» SUPPLIED ENTRIES:
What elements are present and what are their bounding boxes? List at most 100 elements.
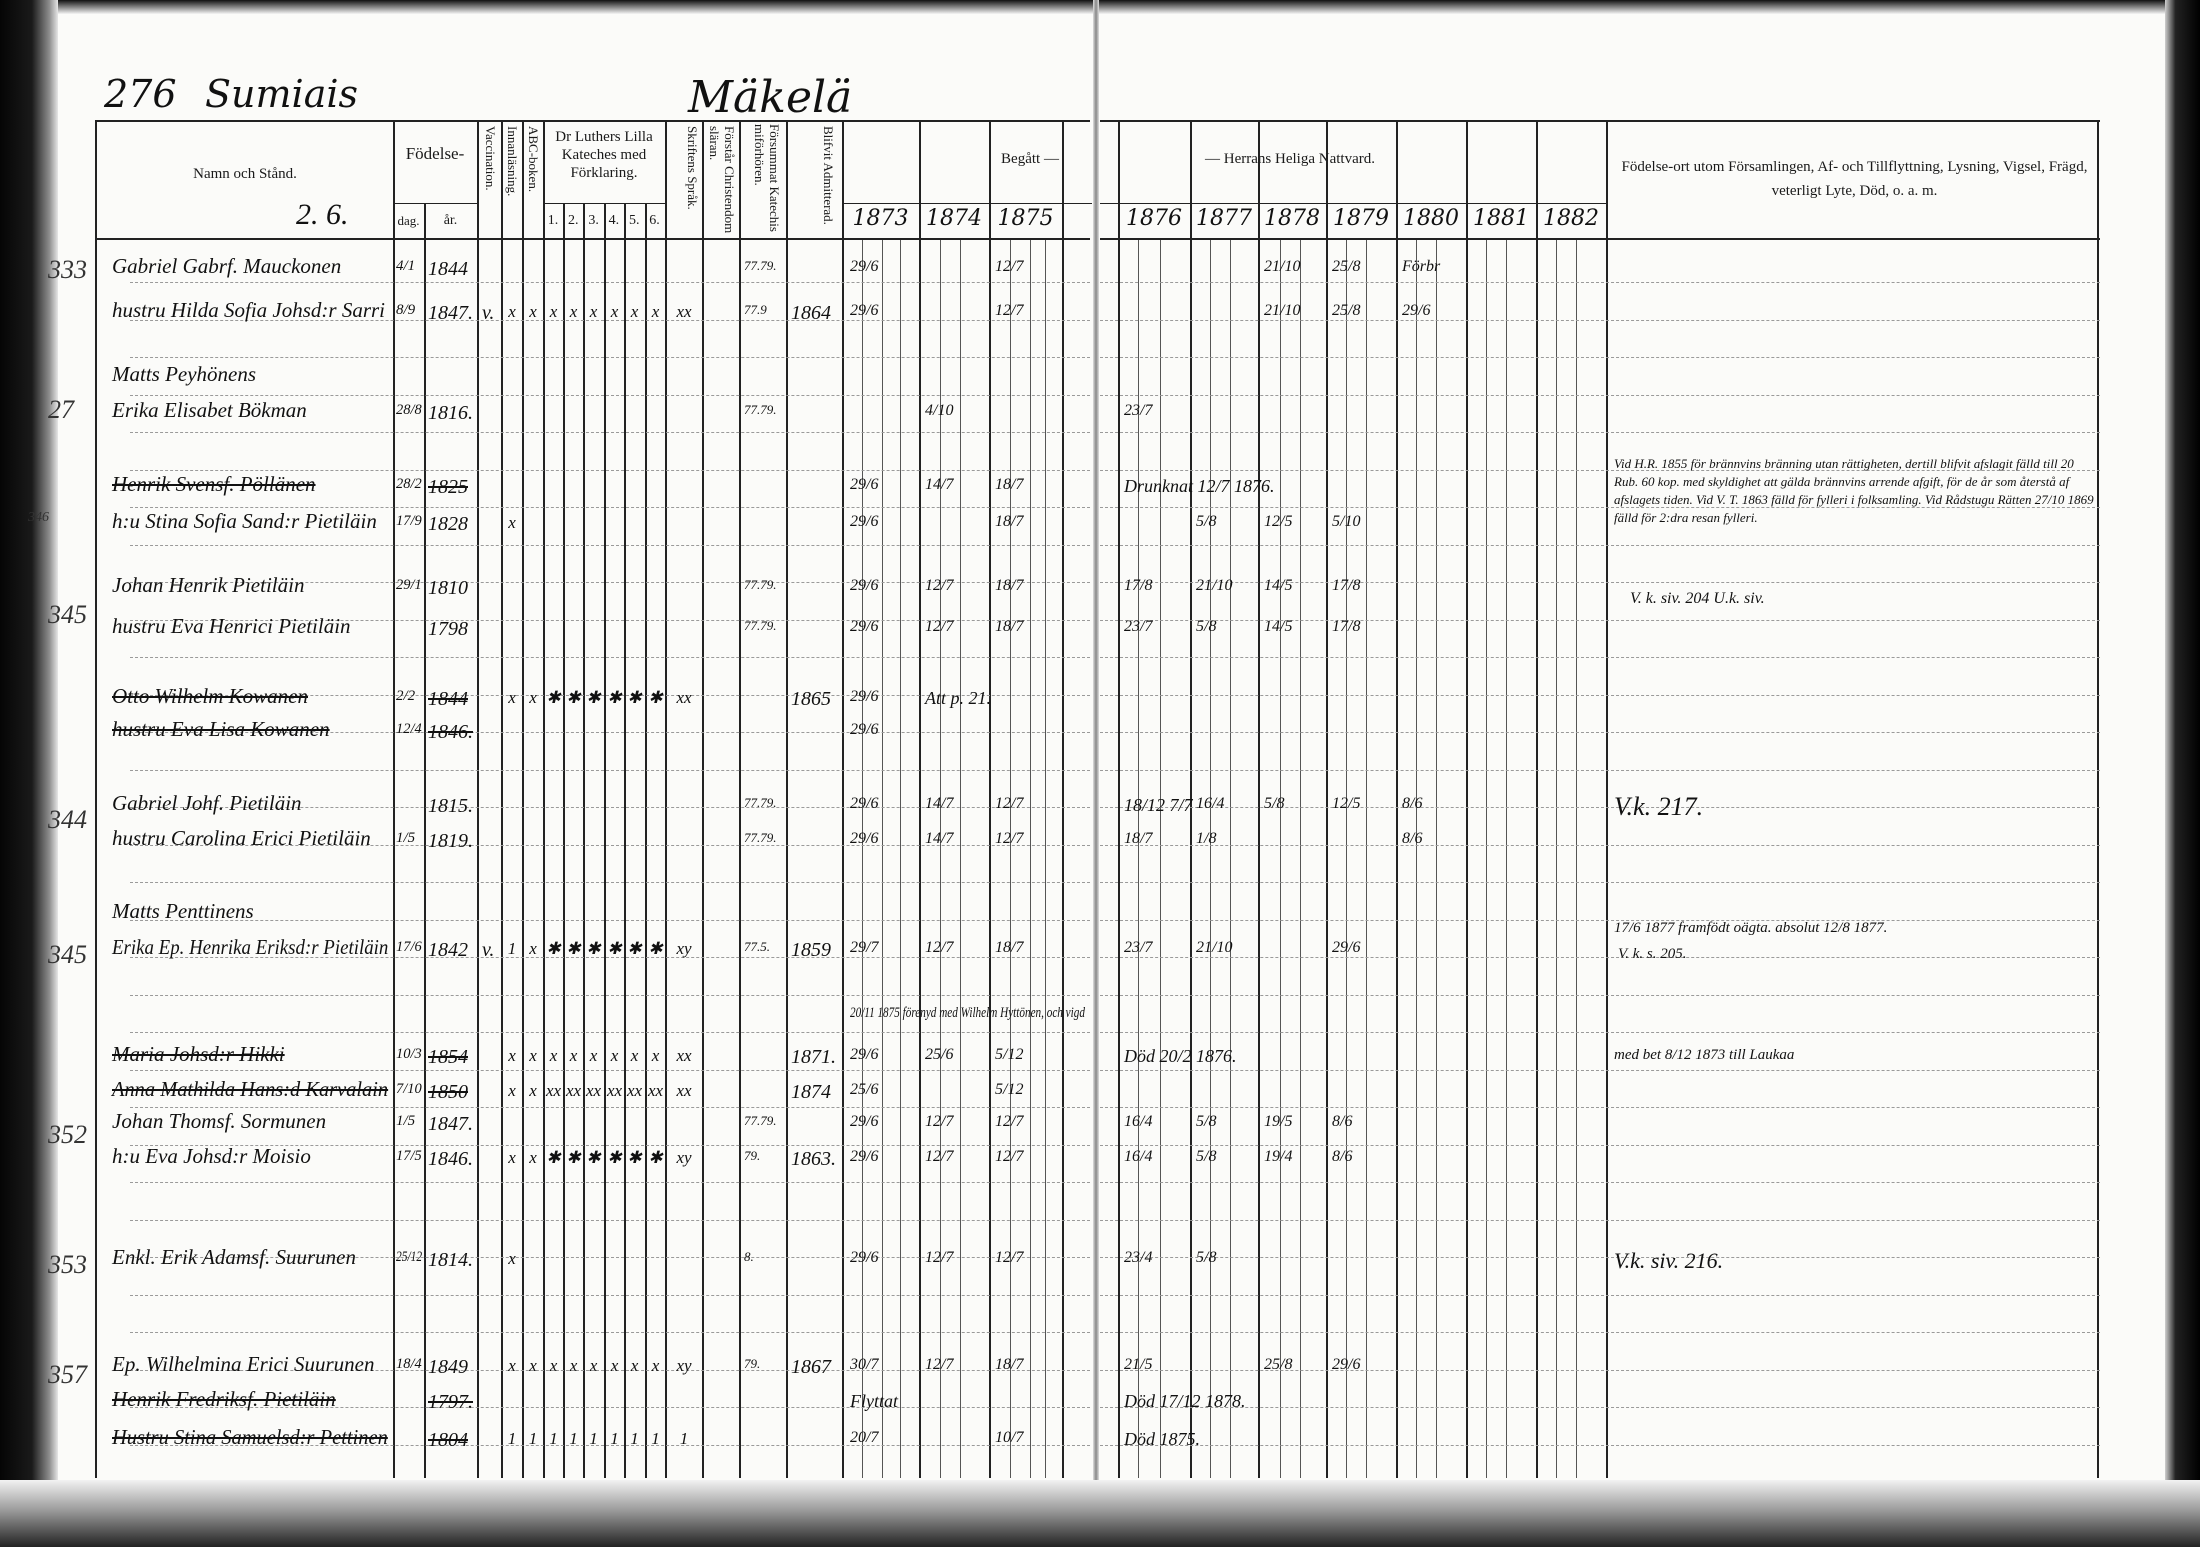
catechism-mark: x [508,1356,516,1375]
row-rule [130,994,1090,996]
communion-entry: 23/7 [1124,939,1153,956]
sub-column-rule [1346,238,1347,1478]
catechism-mark: 1 [630,1429,639,1448]
row-rule [1100,1182,2100,1183]
birth-day: 7/10 [396,1081,422,1097]
catechism-mark: x [508,1046,516,1065]
catechism-mark: ✱ [566,939,581,958]
column-rule [583,203,585,1478]
birth-day: 17/9 [396,513,422,529]
column-rule [1118,120,1120,1478]
communion-entry: 18/7 [995,577,1024,594]
birth-year: 1814. [428,1249,473,1271]
catechism-marks: x x x x x x x x xx [501,1072,702,1073]
column-rule [1466,120,1468,1478]
catechism-mark: x [569,302,578,321]
row-rule [130,919,1090,921]
header-notes: Födelse-ort utom Församlingen, Af- och T… [1621,159,2088,199]
catechism-mark: x [529,1356,537,1375]
birth-year: 1847. [428,1113,473,1135]
column-rule [1258,120,1260,1478]
catechism-mark: ✱ [607,1148,622,1167]
communion-entry: 12/7 [925,618,954,635]
year-row-rule [1100,203,1606,204]
admitted-year: 1865 [791,688,831,710]
margin-number: 344 [48,805,87,834]
catechism-mark: x [589,302,598,321]
communion-entry: Att p. 21. [925,688,991,708]
year-column-header: 1877 [1196,206,1252,231]
birth-day: 28/8 [396,402,422,418]
catechism-mark: ✱ [586,688,601,707]
row-rule [130,1257,1090,1258]
book-fold [1093,0,1099,1547]
header-catechism-part: 5. [628,213,640,228]
catechism-mark: ✱ [586,1148,601,1167]
communion-entry: 17/8 [1332,577,1361,594]
catechism-mark: xx [676,1081,692,1100]
communion-entry: 18/7 [995,618,1024,635]
communion-entry: 21/10 [1196,939,1233,956]
communion-entry: 21/5 [1124,1356,1153,1373]
catechism-mark: 1 [507,1429,517,1448]
row-rule [1100,807,2100,808]
catechism-marks: x [501,539,702,540]
person-name: hustru Carolina Erici Pietiläin [112,826,371,850]
communion-entry: 5/8 [1196,1148,1217,1165]
year-column-header: 1882 [1543,206,1599,231]
catechism-mark: x [610,302,619,321]
row-rule [130,432,1090,433]
catechism-mark: x [508,1081,516,1100]
birth-year: 1844 [428,258,468,280]
catechism-mark: x [589,1356,598,1375]
birth-day: 4/1 [396,258,416,274]
catechism-mark: 1 [610,1429,619,1448]
communion-entry: 29/6 [850,476,879,493]
communion-entry: 18/7 [995,513,1024,530]
person-name: Henrik Fredriksf. Pietiläin [112,1387,336,1411]
sub-column-rule [1436,238,1437,1478]
header-admitted: Blifvit Admitterad. [821,126,836,225]
row-rule [1100,657,2100,658]
row-rule [130,1294,1090,1296]
year-column-header: 1875 [997,206,1054,231]
communion-entry: 29/6 [1402,302,1431,319]
side-note: 17/6 1877 framfödt oägta. absolut 12/8 1… [1614,920,1888,936]
communion-entry: 19/4 [1264,1148,1293,1165]
communion-entry: 12/7 [925,1249,954,1266]
catechism-mark: x [529,1046,537,1065]
communion-entry: 5/8 [1196,618,1217,635]
catechism-mark: xx [585,1081,602,1100]
header-catechism: Dr Luthers Lilla Kateches med Förklaring… [555,129,653,181]
person-name: Erika Elisabet Bökman [112,398,307,422]
year-column-header: 1880 [1403,206,1459,231]
scan-edge-left [0,0,58,1547]
communion-entry: 12/5 [1332,795,1361,812]
communion-entry: 5/12 [995,1081,1024,1098]
birth-day: 12/4 [396,721,422,737]
row-rule [130,882,1090,883]
row-rule [1100,1069,2100,1071]
side-note: med bet 8/12 1873 till Laukaa [1614,1047,1795,1063]
header-bottom-rule [95,238,1090,240]
communion-entry: 5/8 [1264,795,1285,812]
birth-day: 17/6 [396,939,422,955]
person-name: Gabriel Gabrf. Mauckonen [112,254,342,278]
catechism-marks: x x x x x x x x xx [501,328,702,329]
row-rule [1100,1407,2100,1408]
person-name: Johan Henrik Pietiläin [112,573,305,597]
communion-entry: 18/7 [995,476,1024,493]
catechism-mark: xy [676,1356,692,1375]
communion-entry: 1/8 [1196,830,1217,847]
row-rule [130,357,1090,358]
catechism-mark: x [610,1356,619,1375]
catechism-mark: 1 [549,1429,558,1448]
catechism-marks: x x xx xx xx xx xx xx xx [501,1107,702,1108]
row-rule [130,1032,1090,1033]
birth-day: 1/5 [396,1113,416,1129]
header-vaccination: Vaccination. [483,126,498,191]
person-name: Ep. Wilhelmina Erici Suurunen [112,1352,375,1376]
communion-entry: 12/5 [1264,513,1293,530]
catechism-mark: x [508,302,516,321]
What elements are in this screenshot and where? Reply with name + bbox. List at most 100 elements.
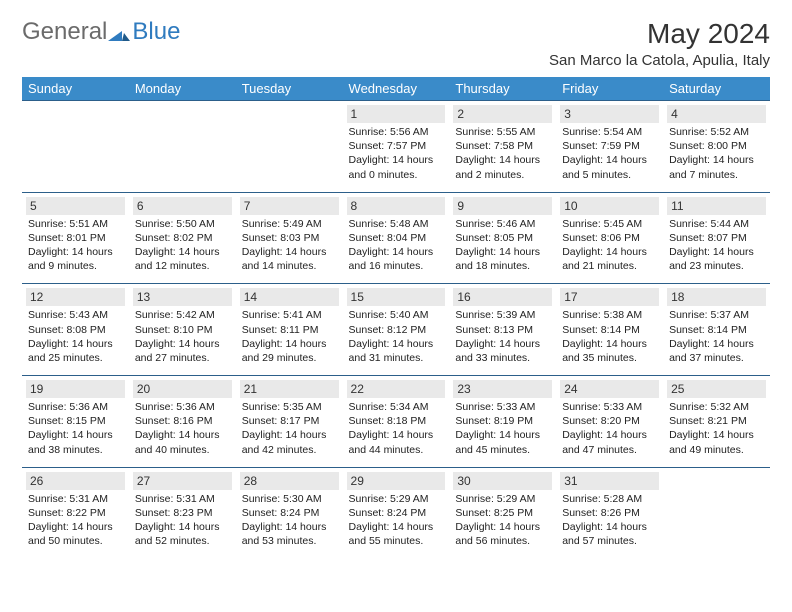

» REQUIREMENTS: Reproduce the records above line for line and without any change, leaving out the pictures.

» FINISHED ANSWER:
What elements are present and what are their bounding boxes? List at most 100 elements.
catechism-mark: x [508,1356,516,1375]
row-rule [130,994,1090,996]
communion-entry: 23/7 [1124,939,1153,956]
sub-column-rule [1346,238,1347,1478]
catechism-mark: 1 [630,1429,639,1448]
row-rule [1100,1182,2100,1183]
birth-day: 7/10 [396,1081,422,1097]
catechism-mark: x [508,1046,516,1065]
catechism-mark: ✱ [566,939,581,958]
column-rule [583,203,585,1478]
birth-day: 17/9 [396,513,422,529]
column-rule [1118,120,1120,1478]
communion-entry: 18/7 [995,577,1024,594]
birth-year: 1814. [428,1249,473,1271]
catechism-marks: x x x x x x x x xx [501,1072,702,1073]
column-rule [1466,120,1468,1478]
catechism-mark: x [569,302,578,321]
row-rule [130,919,1090,921]
header-notes: Födelse-ort utom Församlingen, Af- och T… [1621,159,2088,199]
catechism-mark: x [529,1356,537,1375]
birth-year: 1847. [428,1113,473,1135]
column-rule [1258,120,1260,1478]
catechism-mark: ✱ [607,1148,622,1167]
communion-entry: 12/7 [925,618,954,635]
year-row-rule [1100,203,1606,204]
admitted-year: 1865 [791,688,831,710]
margin-number: 344 [48,805,87,834]
catechism-mark: x [589,302,598,321]
communion-entry: Att p. 21. [925,688,991,708]
year-column-header: 1877 [1196,206,1252,231]
birth-day: 28/8 [396,402,422,418]
catechism-mark: ✱ [586,688,601,707]
row-rule [130,1257,1090,1258]
book-fold [1093,0,1099,1547]
header-catechism-part: 5. [628,213,640,228]
catechism-mark: ✱ [586,1148,601,1167]
communion-entry: 17/8 [1332,577,1361,594]
catechism-mark: xx [676,1081,692,1100]
communion-entry: 18/7 [995,618,1024,635]
communion-entry: 21/10 [1196,939,1233,956]
communion-entry: 21/5 [1124,1356,1153,1373]
catechism-mark: 1 [507,1429,517,1448]
row-rule [1100,807,2100,808]
catechism-marks: x [501,539,702,540]
person-name: hustru Carolina Erici Pietiläin [112,826,371,850]
communion-entry: 5/8 [1196,1148,1217,1165]
year-column-header: 1882 [1543,206,1599,231]
catechism-mark: x [610,302,619,321]
row-rule [130,432,1090,433]
catechism-mark: x [508,1081,516,1100]
birth-year: 1844 [428,258,468,280]
catechism-mark: x [589,1356,598,1375]
birth-day: 4/1 [396,258,416,274]
catechism-mark: 1 [610,1429,619,1448]
communion-entry: 29/6 [850,476,879,493]
communion-entry: 18/7 [995,513,1024,530]
person-name: Henrik Fredriksf. Pietiläin [112,1387,336,1411]
sub-column-rule [1436,238,1437,1478]
header-admitted: Blifvit Admitterad. [821,126,836,225]
row-rule [1100,657,2100,658]
row-rule [130,1294,1090,1296]
year-column-header: 1875 [997,206,1054,231]
communion-entry: 29/6 [1402,302,1431,319]
side-note: 17/6 1877 framfödt oägta. absolut 12/8 1… [1614,920,1888,936]
communion-entry: 19/4 [1264,1148,1293,1165]
communion-entry: 12/7 [925,1249,954,1266]
catechism-mark: x [529,1046,537,1065]
communion-entry: 5/8 [1196,618,1217,635]
catechism-mark: xx [585,1081,602,1100]
header-catechism: Dr Luthers Lilla Kateches med Förklaring… [555,129,653,181]
person-name: Erika Elisabet Bökman [112,398,307,422]
year-column-header: 1880 [1403,206,1459,231]
scan-edge-left [0,0,58,1547]
communion-entry: 12/5 [1332,795,1361,812]
communion-entry: 5/12 [995,1081,1024,1098]
birth-day: 12/4 [396,721,422,737]
row-rule [130,882,1090,883]
row-rule [1100,1069,2100,1071]
side-note: med bet 8/12 1873 till Laukaa [1614,1047,1795,1063]
header-bottom-rule [95,238,1090,240]
communion-entry: 5/8 [1264,795,1285,812]
birth-day: 17/6 [396,939,422,955]
person-name: Gabriel Gabrf. Mauckonen [112,254,342,278]
catechism-marks: x x x x x x x x xx [501,328,702,329]
row-rule [1100,1407,2100,1408]
person-name: Johan Henrik Pietiläin [112,573,305,597]
communion-entry: 18/7 [995,476,1024,493]
catechism-mark: xy [676,1356,692,1375]
communion-entry: 1/8 [1196,830,1217,847]
row-rule [130,357,1090,358]
catechism-mark: x [610,1356,619,1375]
catechism-mark: 1 [549,1429,558,1448]
catechism-marks: x x xx xx xx xx xx xx xx [501,1107,702,1108]
row-rule [130,1032,1090,1033]
birth-day: 1/5 [396,1113,416,1129]
header-vaccination: Vaccination. [483,126,498,191]
person-name: Ep. Wilhelmina Erici Suurunen [112,1352,375,1376]
communion-entry: 12/5 [1264,513,1293,530]
catechism-mark: x [508,302,516,321]
What elements are in this screenshot and where? Reply with name + bbox. List at most 100 elements.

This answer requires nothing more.